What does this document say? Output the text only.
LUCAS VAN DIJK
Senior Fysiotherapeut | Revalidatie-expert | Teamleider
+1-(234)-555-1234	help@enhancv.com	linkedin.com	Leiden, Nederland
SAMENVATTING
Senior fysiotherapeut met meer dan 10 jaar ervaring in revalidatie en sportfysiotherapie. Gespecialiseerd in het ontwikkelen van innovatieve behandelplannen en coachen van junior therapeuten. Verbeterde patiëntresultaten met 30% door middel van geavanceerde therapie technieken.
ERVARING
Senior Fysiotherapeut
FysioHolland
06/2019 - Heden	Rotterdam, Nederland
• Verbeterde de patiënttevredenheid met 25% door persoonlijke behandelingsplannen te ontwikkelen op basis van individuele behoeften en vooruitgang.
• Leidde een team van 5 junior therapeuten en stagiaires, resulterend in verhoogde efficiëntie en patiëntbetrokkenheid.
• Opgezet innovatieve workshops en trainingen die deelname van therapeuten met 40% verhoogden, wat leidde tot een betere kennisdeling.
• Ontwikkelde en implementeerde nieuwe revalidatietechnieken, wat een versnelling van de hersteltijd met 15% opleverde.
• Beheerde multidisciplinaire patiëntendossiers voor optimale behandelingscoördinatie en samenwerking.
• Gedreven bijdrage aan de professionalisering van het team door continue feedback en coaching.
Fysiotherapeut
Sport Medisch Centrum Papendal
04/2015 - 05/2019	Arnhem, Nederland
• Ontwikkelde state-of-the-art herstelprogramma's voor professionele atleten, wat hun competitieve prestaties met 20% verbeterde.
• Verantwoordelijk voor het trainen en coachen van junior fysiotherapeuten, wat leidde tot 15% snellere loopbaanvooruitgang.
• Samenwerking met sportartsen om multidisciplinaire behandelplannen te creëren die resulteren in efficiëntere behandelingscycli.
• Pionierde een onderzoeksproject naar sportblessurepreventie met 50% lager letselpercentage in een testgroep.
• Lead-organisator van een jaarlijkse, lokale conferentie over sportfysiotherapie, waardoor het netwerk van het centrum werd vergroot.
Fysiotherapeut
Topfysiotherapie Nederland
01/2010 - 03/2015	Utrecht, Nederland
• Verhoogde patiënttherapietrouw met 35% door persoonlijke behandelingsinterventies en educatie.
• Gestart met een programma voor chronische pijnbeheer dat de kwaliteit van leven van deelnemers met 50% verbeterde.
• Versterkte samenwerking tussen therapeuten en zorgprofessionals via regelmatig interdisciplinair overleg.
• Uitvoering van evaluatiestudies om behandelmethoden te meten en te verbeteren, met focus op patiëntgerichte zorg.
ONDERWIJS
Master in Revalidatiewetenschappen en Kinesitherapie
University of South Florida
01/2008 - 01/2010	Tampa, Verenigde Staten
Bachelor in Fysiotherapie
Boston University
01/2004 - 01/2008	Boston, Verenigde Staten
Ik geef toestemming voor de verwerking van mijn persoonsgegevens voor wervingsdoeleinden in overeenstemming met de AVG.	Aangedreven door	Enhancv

- [WORK TO BE COMPLETED]:
Recopy the whole listing exactly.

- [EXERCISE SOLUTION]:
What does this document say? Output the text only.
LUCAS VAN DIJK
Senior Fysiotherapeut | Revalidatie-expert | Teamleider
+1-(234)-555-1234	help@enhancv.com	linkedin.com	Leiden, Nederland
SAMENVATTING
Senior fysiotherapeut met meer dan 10 jaar ervaring in revalidatie en sportfysiotherapie. Gespecialiseerd in het ontwikkelen van innovatieve behandelplannen en coachen van junior therapeuten. Verbeterde patiëntresultaten met 30% door middel van geavanceerde therapie technieken.
ERVARING
Senior Fysiotherapeut
FysioHolland
06/2019 - Heden	Rotterdam, Nederland
• Verbeterde de patiënttevredenheid met 25% door persoonlijke behandelingsplannen te ontwikkelen op basis van individuele behoeften en vooruitgang.
• Leidde een team van 5 junior therapeuten en stagiaires, resulterend in verhoogde efficiëntie en patiëntbetrokkenheid.
• Opgezet innovatieve workshops en trainingen die deelname van therapeuten met 40% verhoogden, wat leidde tot een betere kennisdeling.
• Ontwikkelde en implementeerde nieuwe revalidatietechnieken, wat een versnelling van de hersteltijd met 15% opleverde.
• Beheerde multidisciplinaire patiëntendossiers voor optimale behandelingscoördinatie en samenwerking.
• Gedreven bijdrage aan de professionalisering van het team door continue feedback en coaching.
Fysiotherapeut
Sport Medisch Centrum Papendal
04/2015 - 05/2019	Arnhem, Nederland
• Ontwikkelde state-of-the-art herstelprogramma's voor professionele atleten, wat hun competitieve prestaties met 20% verbeterde.
• Verantwoordelijk voor het trainen en coachen van junior fysiotherapeuten, wat leidde tot 15% snellere loopbaanvooruitgang.
• Samenwerking met sportartsen om multidisciplinaire behandelplannen te creëren die resulteren in efficiëntere behandelingscycli.
• Pionierde een onderzoeksproject naar sportblessurepreventie met 50% lager letselpercentage in een testgroep.
• Lead-organisator van een jaarlijkse, lokale conferentie over sportfysiotherapie, waardoor het netwerk van het centrum werd vergroot.
Fysiotherapeut
Topfysiotherapie Nederland
01/2010 - 03/2015	Utrecht, Nederland
• Verhoogde patiënttherapietrouw met 35% door persoonlijke behandelingsinterventies en educatie.
• Gestart met een programma voor chronische pijnbeheer dat de kwaliteit van leven van deelnemers met 50% verbeterde.
• Versterkte samenwerking tussen therapeuten en zorgprofessionals via regelmatig interdisciplinair overleg.
• Uitvoering van evaluatiestudies om behandelmethoden te meten en te verbeteren, met focus op patiëntgerichte zorg.
ONDERWIJS
Master in Revalidatiewetenschappen en Kinesitherapie
University of South Florida
01/2008 - 01/2010	Tampa, Verenigde Staten
Bachelor in Fysiotherapie
Boston University
01/2004 - 01/2008	Boston, Verenigde Staten
Ik geef toestemming voor de verwerking van mijn persoonsgegevens voor wervingsdoeleinden in overeenstemming met de AVG.	Aangedreven door	Enhancv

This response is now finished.